[Data for processing]:
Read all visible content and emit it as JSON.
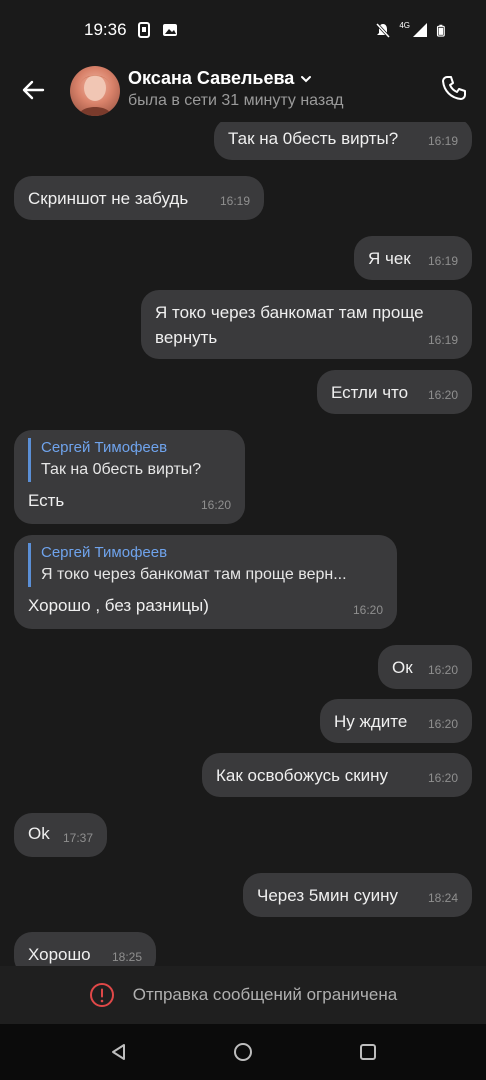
{
  "status_bar": {
    "time": "19:36",
    "left_icons": [
      "sim-icon",
      "image-icon"
    ],
    "right_icons": [
      "mute-icon",
      "4g-icon",
      "signal-icon",
      "battery-icon"
    ],
    "network_label": "4G"
  },
  "header": {
    "contact_name": "Оксана Савельева",
    "last_seen": "была в сети 31 минуту назад"
  },
  "messages": [
    {
      "side": "right",
      "text": "Так на 0бесть вирты?",
      "time": "16:19"
    },
    {
      "side": "left",
      "text": "Скриншот не забудь",
      "time": "16:19"
    },
    {
      "side": "right",
      "text": "Я чек",
      "time": "16:19"
    },
    {
      "side": "right",
      "text_line1": "Я токо через банкомат там проще",
      "text_line2": "вернуть",
      "time": "16:19"
    },
    {
      "side": "right",
      "text": "Естли что",
      "time": "16:20"
    },
    {
      "side": "left",
      "reply_author": "Сергей Тимофеев",
      "reply_text": "Так на 0бесть вирты?",
      "text": "Есть",
      "time": "16:20"
    },
    {
      "side": "left",
      "reply_author": "Сергей Тимофеев",
      "reply_text": "Я токо через банкомат там проще верн...",
      "text": "Хорошо , без разницы)",
      "time": "16:20"
    },
    {
      "side": "right",
      "text": "Ок",
      "time": "16:20"
    },
    {
      "side": "right",
      "text": "Ну ждите",
      "time": "16:20"
    },
    {
      "side": "right",
      "text": "Как освобожусь скину",
      "time": "16:20"
    },
    {
      "side": "left",
      "text": "Ok",
      "time": "17:37"
    },
    {
      "side": "right",
      "text": "Через 5мин суину",
      "time": "18:24"
    },
    {
      "side": "left",
      "text": "Хорошо",
      "time": "18:25"
    }
  ],
  "restriction": {
    "text": "Отправка сообщений ограничена"
  },
  "colors": {
    "background": "#1a1a1a",
    "bubble": "#3a3a3c",
    "reply_accent": "#6fa3ec",
    "warning": "#e04848"
  }
}
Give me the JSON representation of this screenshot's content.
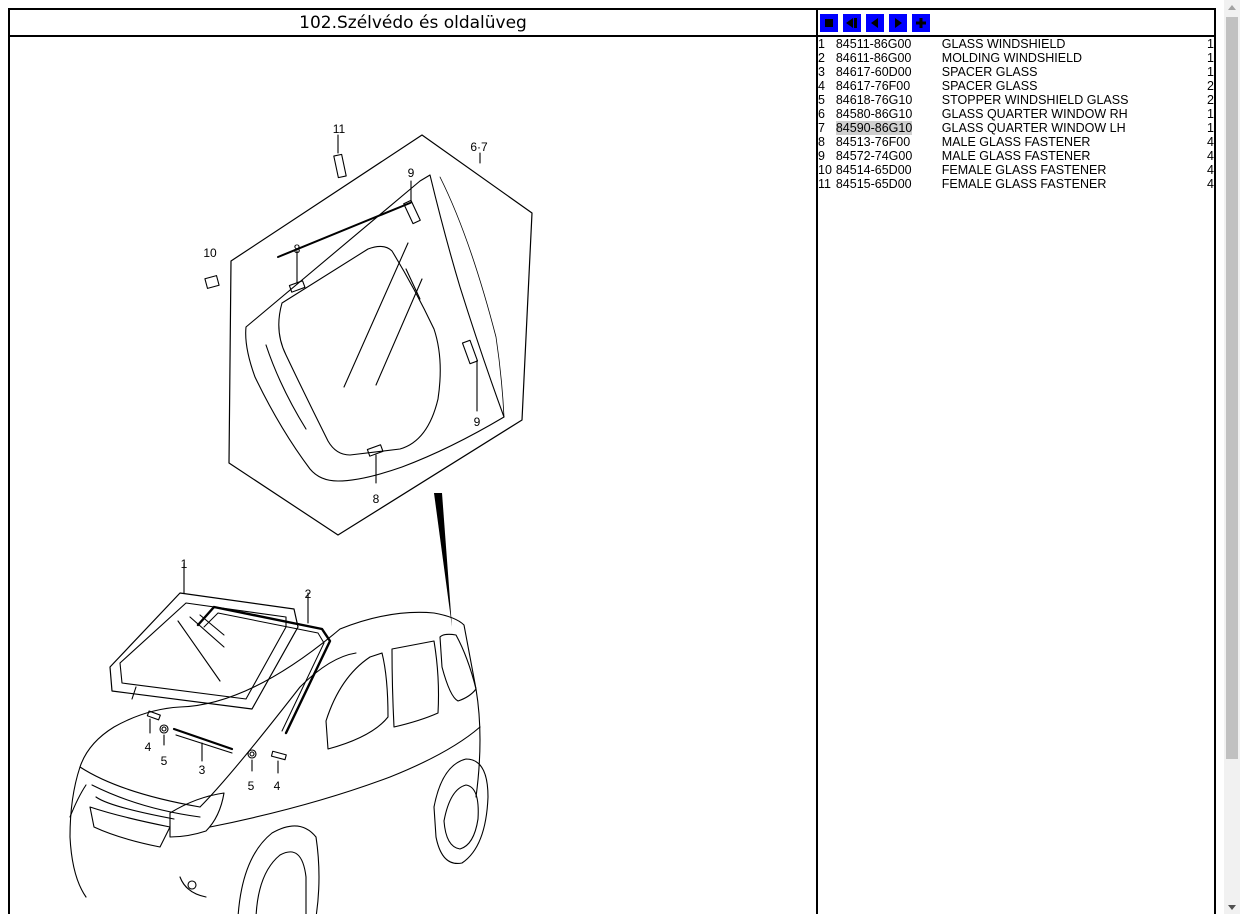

[Task]: Each line of the data should be quoted exactly, with pictures left out.

[Answer for this exercise]:
Read all visible content and emit it as JSON.
{
  "status_bar": {
    "time": "19:36",
    "left_icons": [
      "sim-icon",
      "image-icon"
    ],
    "right_icons": [
      "mute-icon",
      "4g-icon",
      "signal-icon",
      "battery-icon"
    ],
    "network_label": "4G"
  },
  "header": {
    "contact_name": "Оксана Савельева",
    "last_seen": "была в сети 31 минуту назад"
  },
  "messages": [
    {
      "side": "right",
      "text": "Так на 0бесть вирты?",
      "time": "16:19"
    },
    {
      "side": "left",
      "text": "Скриншот не забудь",
      "time": "16:19"
    },
    {
      "side": "right",
      "text": "Я чек",
      "time": "16:19"
    },
    {
      "side": "right",
      "text_line1": "Я токо через банкомат там проще",
      "text_line2": "вернуть",
      "time": "16:19"
    },
    {
      "side": "right",
      "text": "Естли что",
      "time": "16:20"
    },
    {
      "side": "left",
      "reply_author": "Сергей Тимофеев",
      "reply_text": "Так на 0бесть вирты?",
      "text": "Есть",
      "time": "16:20"
    },
    {
      "side": "left",
      "reply_author": "Сергей Тимофеев",
      "reply_text": "Я токо через банкомат там проще верн...",
      "text": "Хорошо , без разницы)",
      "time": "16:20"
    },
    {
      "side": "right",
      "text": "Ок",
      "time": "16:20"
    },
    {
      "side": "right",
      "text": "Ну ждите",
      "time": "16:20"
    },
    {
      "side": "right",
      "text": "Как освобожусь скину",
      "time": "16:20"
    },
    {
      "side": "left",
      "text": "Ok",
      "time": "17:37"
    },
    {
      "side": "right",
      "text": "Через 5мин суину",
      "time": "18:24"
    },
    {
      "side": "left",
      "text": "Хорошо",
      "time": "18:25"
    }
  ],
  "restriction": {
    "text": "Отправка сообщений ограничена"
  },
  "colors": {
    "background": "#1a1a1a",
    "bubble": "#3a3a3c",
    "reply_accent": "#6fa3ec",
    "warning": "#e04848"
  }
}
Give me the JSON representation of this screenshot's content.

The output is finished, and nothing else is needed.